(Collection entries)
________

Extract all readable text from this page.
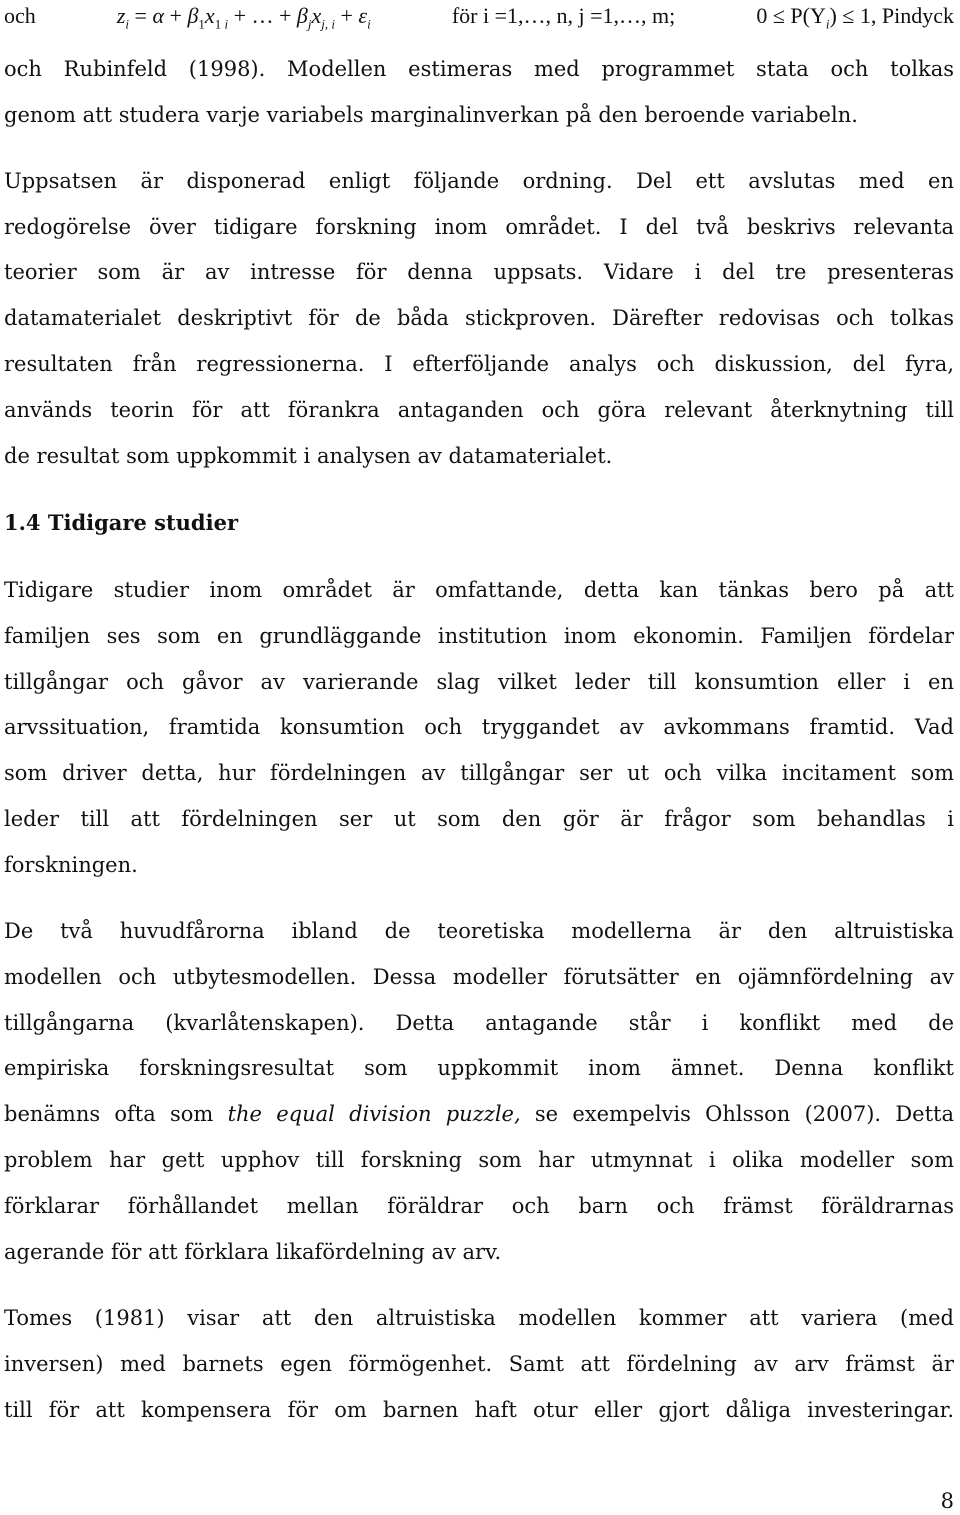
och	$z_i = \alpha + \beta_1x_{1 i}$ + … + $\beta_jx_{j, i} + \varepsilon_i$	för i =1,…, n, j =1,…, m;	$0 \le P(Y_i) \le 1$, Pindyck
och Rubinfeld (1998). Modellen estimeras med programmet stata och tolkas
genom att studera varje variabels marginalinverkan på den beroende variabeln.
Uppsatsen är disponerad enligt följande ordning. Del ett avslutas med en
redogörelse över tidigare forskning inom området. I del två beskrivs relevanta
teorier som är av intresse för denna uppsats. Vidare i del tre presenteras
datamaterialet deskriptivt för de båda stickproven. Därefter redovisas och tolkas
resultaten från regressionerna. I efterföljande analys och diskussion, del fyra,
används teorin för att förankra antaganden och göra relevant återknytning till
de resultat som uppkommit i analysen av datamaterialet.
1.4 Tidigare studier
Tidigare studier inom området är omfattande, detta kan tänkas bero på att
familjen ses som en grundläggande institution inom ekonomin. Familjen fördelar
tillgångar och gåvor av varierande slag vilket leder till konsumtion eller i en
arvssituation, framtida konsumtion och tryggandet av avkommans framtid. Vad
som driver detta, hur fördelningen av tillgångar ser ut och vilka incitament som
leder till att fördelningen ser ut som den gör är frågor som behandlas i
forskningen.
De två huvudfårorna ibland de teoretiska modellerna är den altruistiska
modellen och utbytesmodellen. Dessa modeller förutsätter en ojämnfördelning av
tillgångarna (kvarlåtenskapen). Detta antagande står i konflikt med de
empiriska forskningsresultat som uppkommit inom ämnet. Denna konflikt
benämns ofta som the equal division puzzle, se exempelvis Ohlsson (2007). Detta
problem har gett upphov till forskning som har utmynnat i olika modeller som
förklarar förhållandet mellan föräldrar och barn och främst föräldrarnas
agerande för att förklara likafördelning av arv.
Tomes (1981) visar att den altruistiska modellen kommer att variera (med
inversen) med barnets egen förmögenhet. Samt att fördelning av arv främst är
till för att kompensera för om barnen haft otur eller gjort dåliga investeringar.
8
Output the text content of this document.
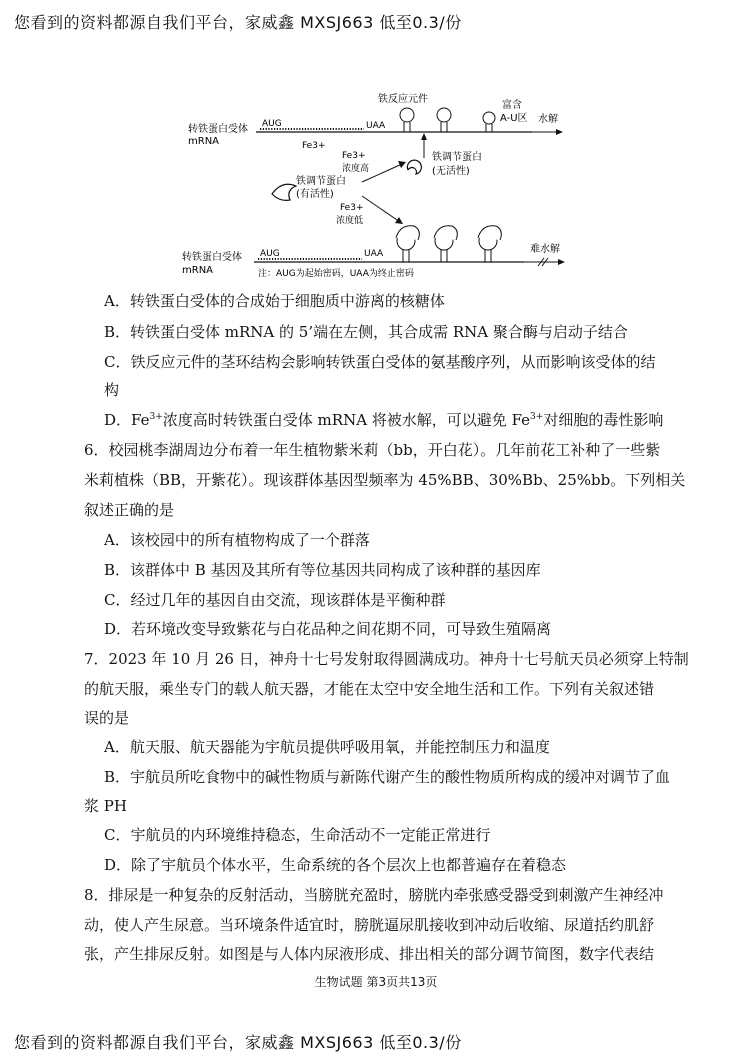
您看到的资料都源自我们平台，家威鑫 MXSJ663 低至0.3/份
转铁蛋白受体
mRNA
AUG	UAA
铁反应元件
富含
A-U区 水解
Fe3+
Fe3+
浓度高
铁调节蛋白
(无活性)
铁调节蛋白
(有活性)
Fe3+
浓度低
转铁蛋白受体
mRNA
AUG	UAA	难水解
注：AUG为起始密码，UAA为终止密码
A．转铁蛋白受体的合成始于细胞质中游离的核糖体
B．转铁蛋白受体 mRNA 的 5’端在左侧，其合成需 RNA 聚合酶与启动子结合
C．铁反应元件的茎环结构会影响转铁蛋白受体的氨基酸序列，从而影响该受体的结
构
D．$Fe^{3+}$浓度高时转铁蛋白受体 mRNA 将被水解，可以避免 $Fe^{3+}$对细胞的毒性影响
6．校园桃李湖周边分布着一年生植物紫米莉（bb，开白花）。几年前花工补种了一些紫
米莉植株（BB，开紫花）。现该群体基因型频率为 45%BB、30%Bb、25%bb。下列相关
叙述正确的是
A．该校园中的所有植物构成了一个群落
B．该群体中 B 基因及其所有等位基因共同构成了该种群的基因库
C．经过几年的基因自由交流，现该群体是平衡种群
D．若环境改变导致紫花与白花品种之间花期不同，可导致生殖隔离
7．2023 年 10 月 26 日，神舟十七号发射取得圆满成功。神舟十七号航天员必须穿上特制
的航天服，乘坐专门的载人航天器，才能在太空中安全地生活和工作。下列有关叙述错
误的是
A．航天服、航天器能为宇航员提供呼吸用氧，并能控制压力和温度
B．宇航员所吃食物中的碱性物质与新陈代谢产生的酸性物质所构成的缓冲对调节了血
浆 PH
C．宇航员的内环境维持稳态，生命活动不一定能正常进行
D．除了宇航员个体水平，生命系统的各个层次上也都普遍存在着稳态
8．排尿是一种复杂的反射活动，当膀胱充盈时，膀胱内牵张感受器受到刺激产生神经冲
动，使人产生尿意。当环境条件适宜时，膀胱逼尿肌接收到冲动后收缩、尿道括约肌舒
张，产生排尿反射。如图是与人体内尿液形成、排出相关的部分调节简图，数字代表结
生物试题 第3页共13页
您看到的资料都源自我们平台，家威鑫 MXSJ663 低至0.3/份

________

#### WHAT IS NEEDED:
Which lines above hold the string "leder"? Show each of them.

#### SOLUTION FOR THIS EXERCISE:
tillgångar och gåvor av varierande slag vilket leder till konsumtion eller i en
leder till att fördelningen ser ut som den gör är frågor som behandlas i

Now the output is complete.